━━ Provided data ━━

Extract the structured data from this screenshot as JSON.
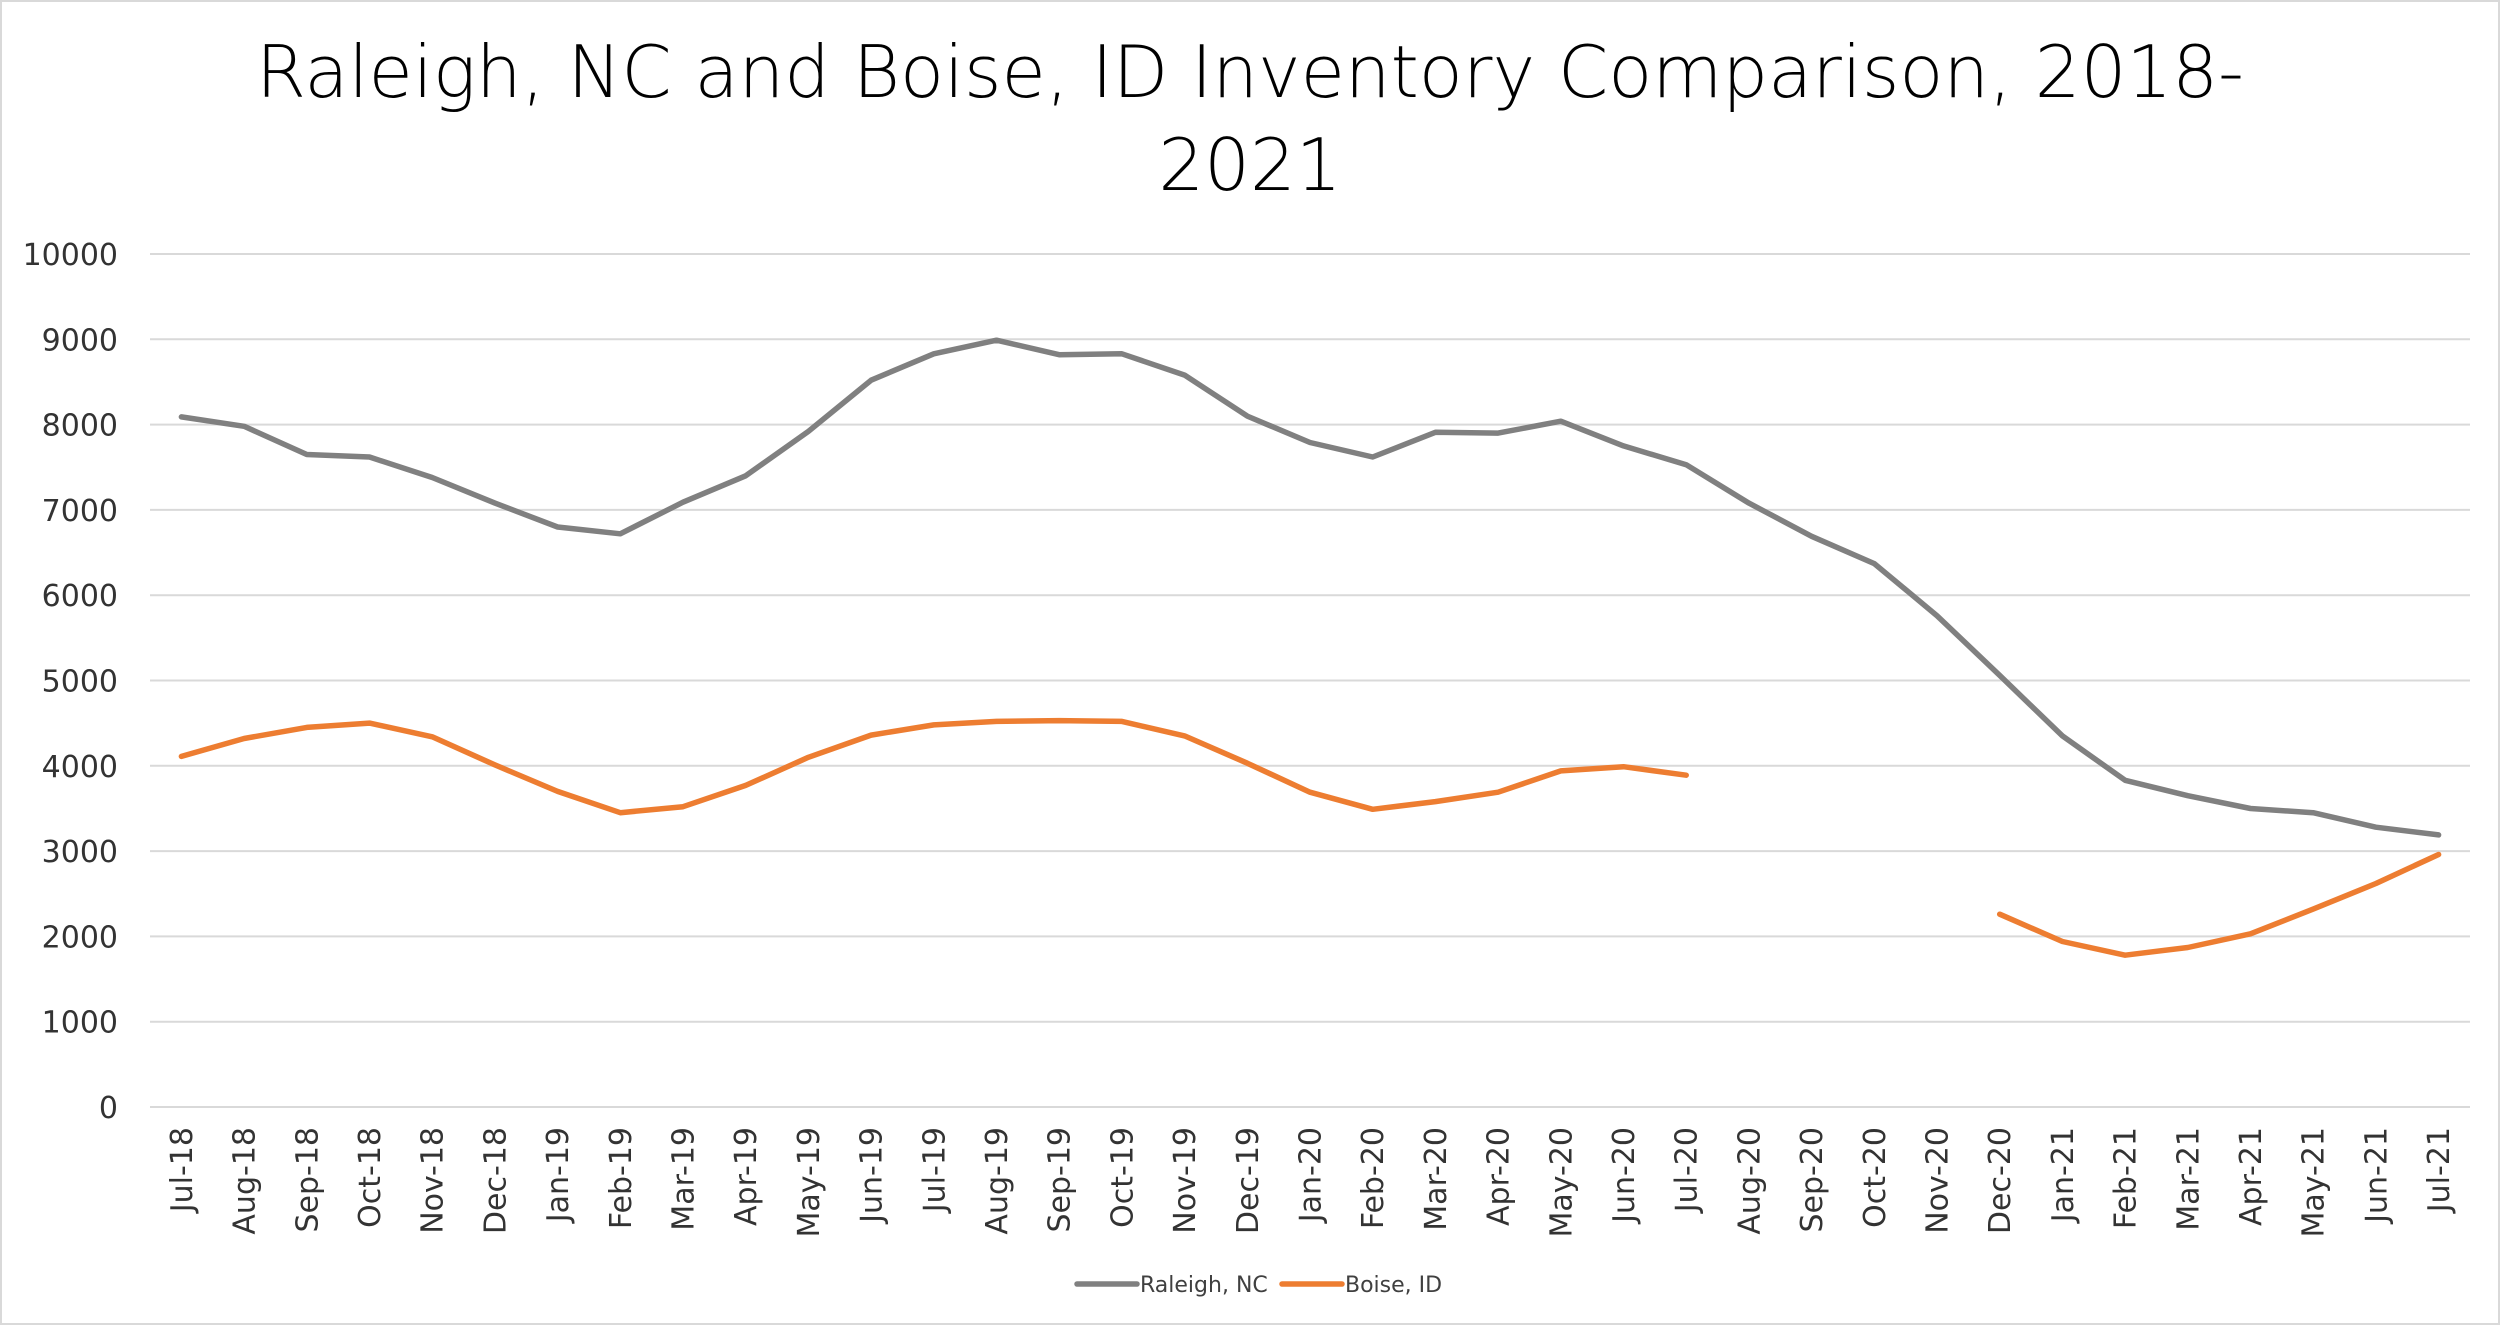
{
  "chart_data": {
    "type": "line",
    "title_lines": [
      "Raleigh, NC and Boise, ID Inventory Comparison, 2018-",
      "2021"
    ],
    "xlabel": "",
    "ylabel": "",
    "ylim": [
      0,
      10000
    ],
    "y_ticks": [
      0,
      1000,
      2000,
      3000,
      4000,
      5000,
      6000,
      7000,
      8000,
      9000,
      10000
    ],
    "grid": true,
    "legend_position": "bottom",
    "categories": [
      "Jul-18",
      "Aug-18",
      "Sep-18",
      "Oct-18",
      "Nov-18",
      "Dec-18",
      "Jan-19",
      "Feb-19",
      "Mar-19",
      "Apr-19",
      "May-19",
      "Jun-19",
      "Jul-19",
      "Aug-19",
      "Sep-19",
      "Oct-19",
      "Nov-19",
      "Dec-19",
      "Jan-20",
      "Feb-20",
      "Mar-20",
      "Apr-20",
      "May-20",
      "Jun-20",
      "Jul-20",
      "Aug-20",
      "Sep-20",
      "Oct-20",
      "Nov-20",
      "Dec-20",
      "Jan-21",
      "Feb-21",
      "Mar-21",
      "Apr-21",
      "May-21",
      "Jun-21",
      "Jul-21"
    ],
    "series": [
      {
        "name": "Raleigh, NC",
        "color": "#808080",
        "values": [
          8090,
          7980,
          7650,
          7620,
          7380,
          7080,
          6800,
          6720,
          7090,
          7400,
          7920,
          8520,
          8830,
          8990,
          8820,
          8830,
          8580,
          8100,
          7790,
          7620,
          7910,
          7900,
          8040,
          7750,
          7530,
          7080,
          6690,
          6370,
          5760,
          5060,
          4350,
          3830,
          3650,
          3500,
          3450,
          3280,
          3190
        ]
      },
      {
        "name": "Boise, ID",
        "color": "#ed7d31",
        "values": [
          4110,
          4320,
          4450,
          4500,
          4340,
          4010,
          3700,
          3450,
          3520,
          3770,
          4100,
          4360,
          4480,
          4520,
          4530,
          4520,
          4350,
          4030,
          3690,
          3490,
          3580,
          3690,
          3940,
          3990,
          3890,
          null,
          null,
          null,
          null,
          2260,
          1940,
          1780,
          1870,
          2030,
          2320,
          2620,
          2960
        ]
      }
    ]
  }
}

━━━

_What the task requires_. Without including any picture, repeat the data exactly.

_Complete answer_.
Extract the structured data from this screenshot as JSON.
{
  "chart_data": {
    "type": "line",
    "title_lines": [
      "Raleigh, NC and Boise, ID Inventory Comparison, 2018-",
      "2021"
    ],
    "xlabel": "",
    "ylabel": "",
    "ylim": [
      0,
      10000
    ],
    "y_ticks": [
      0,
      1000,
      2000,
      3000,
      4000,
      5000,
      6000,
      7000,
      8000,
      9000,
      10000
    ],
    "grid": true,
    "legend_position": "bottom",
    "categories": [
      "Jul-18",
      "Aug-18",
      "Sep-18",
      "Oct-18",
      "Nov-18",
      "Dec-18",
      "Jan-19",
      "Feb-19",
      "Mar-19",
      "Apr-19",
      "May-19",
      "Jun-19",
      "Jul-19",
      "Aug-19",
      "Sep-19",
      "Oct-19",
      "Nov-19",
      "Dec-19",
      "Jan-20",
      "Feb-20",
      "Mar-20",
      "Apr-20",
      "May-20",
      "Jun-20",
      "Jul-20",
      "Aug-20",
      "Sep-20",
      "Oct-20",
      "Nov-20",
      "Dec-20",
      "Jan-21",
      "Feb-21",
      "Mar-21",
      "Apr-21",
      "May-21",
      "Jun-21",
      "Jul-21"
    ],
    "series": [
      {
        "name": "Raleigh, NC",
        "color": "#808080",
        "values": [
          8090,
          7980,
          7650,
          7620,
          7380,
          7080,
          6800,
          6720,
          7090,
          7400,
          7920,
          8520,
          8830,
          8990,
          8820,
          8830,
          8580,
          8100,
          7790,
          7620,
          7910,
          7900,
          8040,
          7750,
          7530,
          7080,
          6690,
          6370,
          5760,
          5060,
          4350,
          3830,
          3650,
          3500,
          3450,
          3280,
          3190
        ]
      },
      {
        "name": "Boise, ID",
        "color": "#ed7d31",
        "values": [
          4110,
          4320,
          4450,
          4500,
          4340,
          4010,
          3700,
          3450,
          3520,
          3770,
          4100,
          4360,
          4480,
          4520,
          4530,
          4520,
          4350,
          4030,
          3690,
          3490,
          3580,
          3690,
          3940,
          3990,
          3890,
          null,
          null,
          null,
          null,
          2260,
          1940,
          1780,
          1870,
          2030,
          2320,
          2620,
          2960
        ]
      }
    ]
  }
}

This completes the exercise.